And if we did that, we wouldn’t just see their challenges, but we would also see their gifts, just as our own would be seen. We would notice all sorts of interesting things about each other. How one person can focus so hard on something that they can no longer hear what’s going on around them, whilst another person can hold 10 ideas simultaneously in their head. How one person thrives on deep conversation whilst another seems to have boundless energy. We would notice someone’s extraordinary ability to hear a pin drop in a crowded room, and someone else would blow our minds with their phenomenal knowledge on some topic that we know absolutely nothing about. We would all be enriched.

In an interview I watched recently, author Parker J Palmer describes a journey he took many years ago to an organic farm on prairie land in southern Minnesota. To get to their destination, he and his companion drove for some time through endless fields of corn and soy, and Palmer was reminded of how intensive monoculture farming is endangering the top soil. They finally came over the crest of a hill and, in the distance, was the restored prairie land. Not only was it a beautiful sight, but his companion explained that the land contained over 150 species of plants, and that it had become a natural habitat to numerous species of insects and animals, all thriving in this biodiversity. Parker reflects on how biodiversity makes an ecosystem more creative, productive and resilient in the face of stress, and concludes, “Monoculture saps the earth’s vitality”.

Most adults, (neurodivergent or not) will have tried to fit in at some point in their lives to some monoculture, pruning off the parts of themselves that seemed different, unlikeable or wrong. All humans want to belong—it keeps us safe. But, bending ourselves to fit in saps our vitality, as individuals and as a collective. We find belonging when we are accepted as ourselves, whereas when we shapeshift to fit in, we are always aware of the unsightly parts of us that we are too scared to reveal. It’s hardly a path to happiness and those rejected parts of ourselves will almost certainly come back to bite us in adulthood. How amplified that experience must be for the child whose way of being is pathologised from an early age.

■ Extracted material
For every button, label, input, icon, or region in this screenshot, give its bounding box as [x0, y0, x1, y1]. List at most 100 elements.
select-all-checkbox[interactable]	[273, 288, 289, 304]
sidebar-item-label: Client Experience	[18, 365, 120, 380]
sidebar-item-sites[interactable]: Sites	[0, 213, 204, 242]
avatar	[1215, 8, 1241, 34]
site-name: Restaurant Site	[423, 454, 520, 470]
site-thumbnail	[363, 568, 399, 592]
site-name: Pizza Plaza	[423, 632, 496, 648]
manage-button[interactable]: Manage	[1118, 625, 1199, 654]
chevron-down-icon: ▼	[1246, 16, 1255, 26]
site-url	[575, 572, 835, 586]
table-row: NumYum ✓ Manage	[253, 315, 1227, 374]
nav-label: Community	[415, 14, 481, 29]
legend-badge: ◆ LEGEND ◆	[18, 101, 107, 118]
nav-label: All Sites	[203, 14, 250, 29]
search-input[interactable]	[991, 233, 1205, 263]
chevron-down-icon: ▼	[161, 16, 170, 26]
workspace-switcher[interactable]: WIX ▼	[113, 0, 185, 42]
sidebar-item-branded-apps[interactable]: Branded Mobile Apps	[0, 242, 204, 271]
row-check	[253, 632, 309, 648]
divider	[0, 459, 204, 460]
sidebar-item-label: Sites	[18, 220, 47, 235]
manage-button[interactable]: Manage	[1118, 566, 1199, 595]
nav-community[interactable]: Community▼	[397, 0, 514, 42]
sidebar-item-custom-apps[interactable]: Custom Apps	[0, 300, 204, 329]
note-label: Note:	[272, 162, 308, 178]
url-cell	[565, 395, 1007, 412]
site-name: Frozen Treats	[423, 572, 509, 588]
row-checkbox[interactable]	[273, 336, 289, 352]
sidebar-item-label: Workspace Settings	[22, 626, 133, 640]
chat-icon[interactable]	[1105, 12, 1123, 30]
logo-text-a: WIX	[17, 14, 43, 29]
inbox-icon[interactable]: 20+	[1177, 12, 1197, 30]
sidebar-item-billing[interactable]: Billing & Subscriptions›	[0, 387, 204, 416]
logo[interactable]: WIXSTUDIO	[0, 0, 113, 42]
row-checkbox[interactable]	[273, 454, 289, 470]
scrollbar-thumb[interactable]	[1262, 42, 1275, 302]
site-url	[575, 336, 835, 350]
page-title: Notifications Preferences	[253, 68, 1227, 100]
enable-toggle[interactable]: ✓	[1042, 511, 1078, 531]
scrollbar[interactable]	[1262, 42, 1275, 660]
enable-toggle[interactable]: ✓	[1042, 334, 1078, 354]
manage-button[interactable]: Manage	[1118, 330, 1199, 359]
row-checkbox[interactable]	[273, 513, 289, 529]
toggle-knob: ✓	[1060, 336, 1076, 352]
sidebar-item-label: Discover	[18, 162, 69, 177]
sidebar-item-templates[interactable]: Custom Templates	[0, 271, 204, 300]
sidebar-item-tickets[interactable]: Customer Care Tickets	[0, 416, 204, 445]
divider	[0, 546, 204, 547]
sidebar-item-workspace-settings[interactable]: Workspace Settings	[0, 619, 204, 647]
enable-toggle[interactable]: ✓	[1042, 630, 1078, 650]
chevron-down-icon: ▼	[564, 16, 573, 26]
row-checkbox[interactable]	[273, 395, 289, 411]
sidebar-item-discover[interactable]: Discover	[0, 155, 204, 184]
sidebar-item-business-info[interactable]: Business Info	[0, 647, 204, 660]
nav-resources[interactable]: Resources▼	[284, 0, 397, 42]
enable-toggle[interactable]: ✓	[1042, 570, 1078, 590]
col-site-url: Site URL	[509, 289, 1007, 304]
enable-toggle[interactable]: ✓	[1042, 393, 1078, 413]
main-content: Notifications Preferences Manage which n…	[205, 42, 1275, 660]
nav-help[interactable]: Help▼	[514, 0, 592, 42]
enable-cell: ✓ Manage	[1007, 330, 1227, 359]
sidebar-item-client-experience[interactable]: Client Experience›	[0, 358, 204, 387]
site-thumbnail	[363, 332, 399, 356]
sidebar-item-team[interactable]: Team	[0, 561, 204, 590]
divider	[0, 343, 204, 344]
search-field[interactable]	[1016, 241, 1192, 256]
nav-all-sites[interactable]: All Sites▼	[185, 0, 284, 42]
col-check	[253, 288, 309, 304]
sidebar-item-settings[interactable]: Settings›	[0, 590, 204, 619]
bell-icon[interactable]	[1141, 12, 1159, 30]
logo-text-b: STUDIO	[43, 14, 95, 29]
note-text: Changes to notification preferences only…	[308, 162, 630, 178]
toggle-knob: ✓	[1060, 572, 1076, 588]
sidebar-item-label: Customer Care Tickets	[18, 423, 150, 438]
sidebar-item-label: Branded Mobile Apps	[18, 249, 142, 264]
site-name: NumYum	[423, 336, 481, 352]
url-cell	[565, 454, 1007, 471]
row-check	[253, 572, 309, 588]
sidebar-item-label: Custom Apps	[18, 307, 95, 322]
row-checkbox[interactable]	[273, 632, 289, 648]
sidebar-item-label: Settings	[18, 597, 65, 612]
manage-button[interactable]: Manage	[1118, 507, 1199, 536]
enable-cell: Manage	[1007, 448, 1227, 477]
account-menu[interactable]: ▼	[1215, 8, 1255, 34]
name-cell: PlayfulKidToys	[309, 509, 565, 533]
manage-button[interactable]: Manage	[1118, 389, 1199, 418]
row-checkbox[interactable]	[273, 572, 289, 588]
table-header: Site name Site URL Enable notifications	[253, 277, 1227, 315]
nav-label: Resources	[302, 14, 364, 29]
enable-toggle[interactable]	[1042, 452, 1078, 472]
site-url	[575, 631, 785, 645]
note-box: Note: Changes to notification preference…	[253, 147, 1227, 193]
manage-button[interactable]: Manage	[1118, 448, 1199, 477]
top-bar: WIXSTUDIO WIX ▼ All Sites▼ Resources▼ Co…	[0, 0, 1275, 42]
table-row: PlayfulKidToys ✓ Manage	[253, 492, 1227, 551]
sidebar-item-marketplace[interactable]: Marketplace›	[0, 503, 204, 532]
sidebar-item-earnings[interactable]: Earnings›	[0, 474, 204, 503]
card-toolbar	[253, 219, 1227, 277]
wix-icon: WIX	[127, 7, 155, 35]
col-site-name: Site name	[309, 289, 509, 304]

■ Exercise 1
In the passage on neurodiversity and belonging, rewrite the part from "And if we did" up to and including "all be enriched.", changing "gifts" to "talents".
■ Exercise 2
Carry the essay on neurodiversity and monoculture forward from its final sentence.

■ Written answer 1
And if we did that, we wouldn’t just see their challenges, but we would also see their talents, just as our own would be seen. We would notice all sorts of interesting things about each other. How one person can focus so hard on something that they can no longer hear what’s going on around them, whilst another person can hold 10 ideas simultaneously in their head. How one person thrives on deep conversation whilst another seems to have boundless energy. We would notice someone’s extraordinary ability to hear a pin drop in a crowded room, and someone else would blow our minds with their phenomenal knowledge on some topic that we know absolutely nothing about. We would all be enriched.

■ Written answer 2
(None of which is to say that a diagnosis can’t be helpful or desireable, or that a child can’t benefit from therapies or interventions that help them to live with more ease. But, it is important to understand the intention with which things are sought out and used—does it play into the “something wrong, let’s fix it” narrative or is to gain a deeper understanding of the child and their needs?)

Many of the parents I’ve interviewed for The Unschool Space have been on this journey with their child. Like the mother who wrote to me, they found the experience so detrimental to their child and to themselves that they chose instead to continue the path they were already on, embracing their child in their wholeness. To their surprise, almost all have found that this was also the beginning of their own journey back to wholeness. Taking a stand for their child often meant choosing to not fit in, with the school, with society’s expectations, sometimes with their wider family and almost always with their own deep conditioning. It has also lead them to a more authentic sense of belonging, with people they can share their journey with honestly, and with the version of themselves that existed before they internalised the need to fit in. Many have found themselves embracing their own neurodiversity, their own “unusual” ways of being that were deeply hidden under layers and layers of masking.

And, they find that when you embrace your child for who they are and don’t try to fix them, you get to see the fascinating and complete person that the child is. They see that tending the environment and working on their own deep conditioning is the best way to help their child thrive. And for the child, how much more life-affirming it is to be held in a gaze that isn’t searching for issues or heavy with worry about their future, but is loving, trusting and curious. A gaze that lets them know that there is nothing wrong with them, and that they are whole just as they are.